(begin)

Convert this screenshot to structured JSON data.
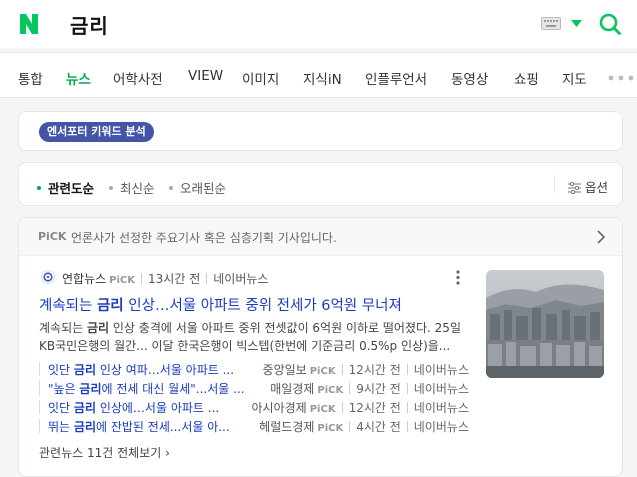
{
  "header": {
    "query": "금리",
    "brand_color": "#03c75a"
  },
  "tabs": [
    {
      "label": "통합"
    },
    {
      "label": "뉴스"
    },
    {
      "label": "어학사전"
    },
    {
      "label": "VIEW"
    },
    {
      "label": "이미지"
    },
    {
      "label": "지식iN"
    },
    {
      "label": "인플루언서"
    },
    {
      "label": "동영상"
    },
    {
      "label": "쇼핑"
    },
    {
      "label": "지도"
    }
  ],
  "active_tab": "뉴스",
  "keyword_badge": "엔서포터 키워드 분석",
  "sort": {
    "options": [
      "관련도순",
      "최신순",
      "오래된순"
    ],
    "active": "관련도순",
    "option_label": "옵션"
  },
  "pick_bar": {
    "logo": "PiCK",
    "text": "언론사가 선정한 주요기사 혹은 심층기획 기사입니다."
  },
  "article": {
    "press": "연합뉴스",
    "pick": "PiCK",
    "time": "13시간 전",
    "platform": "네이버뉴스",
    "title_pre": "계속되는 ",
    "title_kw": "금리",
    "title_post": " 인상…서울 아파트 중위 전세가 6억원 무너져",
    "desc_pre": "계속되는 ",
    "desc_kw": "금리",
    "desc_post": " 인상 충격에 서울 아파트 중위 전셋값이 6억원 이하로 떨어졌다. 25일 KB국민은행의 월간... 이달 한국은행이 빅스텝(한번에 기준금리 0.5%p 인상)을..."
  },
  "related": [
    {
      "pre": "잇단 ",
      "kw": "금리",
      "post": " 인상 여파…서울 아파트 ...",
      "press": "중앙일보",
      "pick": "PiCK",
      "time": "12시간 전",
      "platform": "네이버뉴스"
    },
    {
      "pre": "\"높은 ",
      "kw": "금리",
      "post": "에 전세 대신 월세\"...서울 ...",
      "press": "매일경제",
      "pick": "PiCK",
      "time": "9시간 전",
      "platform": "네이버뉴스"
    },
    {
      "pre": "잇단 ",
      "kw": "금리",
      "post": " 인상에…서울 아파트 ...",
      "press": "아시아경제",
      "pick": "PiCK",
      "time": "12시간 전",
      "platform": "네이버뉴스"
    },
    {
      "pre": "뛰는 ",
      "kw": "금리",
      "post": "에 잔밥된 전세...서울 아...",
      "press": "헤럴드경제",
      "pick": "PiCK",
      "time": "4시간 전",
      "platform": "네이버뉴스"
    }
  ],
  "more_related": "관련뉴스 11건 전체보기"
}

(end)

Set exercise – From the material above, copy everything exactly but the pictures.

Answer to the task –
Convert this screenshot to structured JSON data.
{
  "header": {
    "query": "금리",
    "brand_color": "#03c75a"
  },
  "tabs": [
    {
      "label": "통합"
    },
    {
      "label": "뉴스"
    },
    {
      "label": "어학사전"
    },
    {
      "label": "VIEW"
    },
    {
      "label": "이미지"
    },
    {
      "label": "지식iN"
    },
    {
      "label": "인플루언서"
    },
    {
      "label": "동영상"
    },
    {
      "label": "쇼핑"
    },
    {
      "label": "지도"
    }
  ],
  "active_tab": "뉴스",
  "keyword_badge": "엔서포터 키워드 분석",
  "sort": {
    "options": [
      "관련도순",
      "최신순",
      "오래된순"
    ],
    "active": "관련도순",
    "option_label": "옵션"
  },
  "pick_bar": {
    "logo": "PiCK",
    "text": "언론사가 선정한 주요기사 혹은 심층기획 기사입니다."
  },
  "article": {
    "press": "연합뉴스",
    "pick": "PiCK",
    "time": "13시간 전",
    "platform": "네이버뉴스",
    "title_pre": "계속되는 ",
    "title_kw": "금리",
    "title_post": " 인상…서울 아파트 중위 전세가 6억원 무너져",
    "desc_pre": "계속되는 ",
    "desc_kw": "금리",
    "desc_post": " 인상 충격에 서울 아파트 중위 전셋값이 6억원 이하로 떨어졌다. 25일 KB국민은행의 월간... 이달 한국은행이 빅스텝(한번에 기준금리 0.5%p 인상)을..."
  },
  "related": [
    {
      "pre": "잇단 ",
      "kw": "금리",
      "post": " 인상 여파…서울 아파트 ...",
      "press": "중앙일보",
      "pick": "PiCK",
      "time": "12시간 전",
      "platform": "네이버뉴스"
    },
    {
      "pre": "\"높은 ",
      "kw": "금리",
      "post": "에 전세 대신 월세\"...서울 ...",
      "press": "매일경제",
      "pick": "PiCK",
      "time": "9시간 전",
      "platform": "네이버뉴스"
    },
    {
      "pre": "잇단 ",
      "kw": "금리",
      "post": " 인상에…서울 아파트 ...",
      "press": "아시아경제",
      "pick": "PiCK",
      "time": "12시간 전",
      "platform": "네이버뉴스"
    },
    {
      "pre": "뛰는 ",
      "kw": "금리",
      "post": "에 잔밥된 전세...서울 아...",
      "press": "헤럴드경제",
      "pick": "PiCK",
      "time": "4시간 전",
      "platform": "네이버뉴스"
    }
  ],
  "more_related": "관련뉴스 11건 전체보기"
}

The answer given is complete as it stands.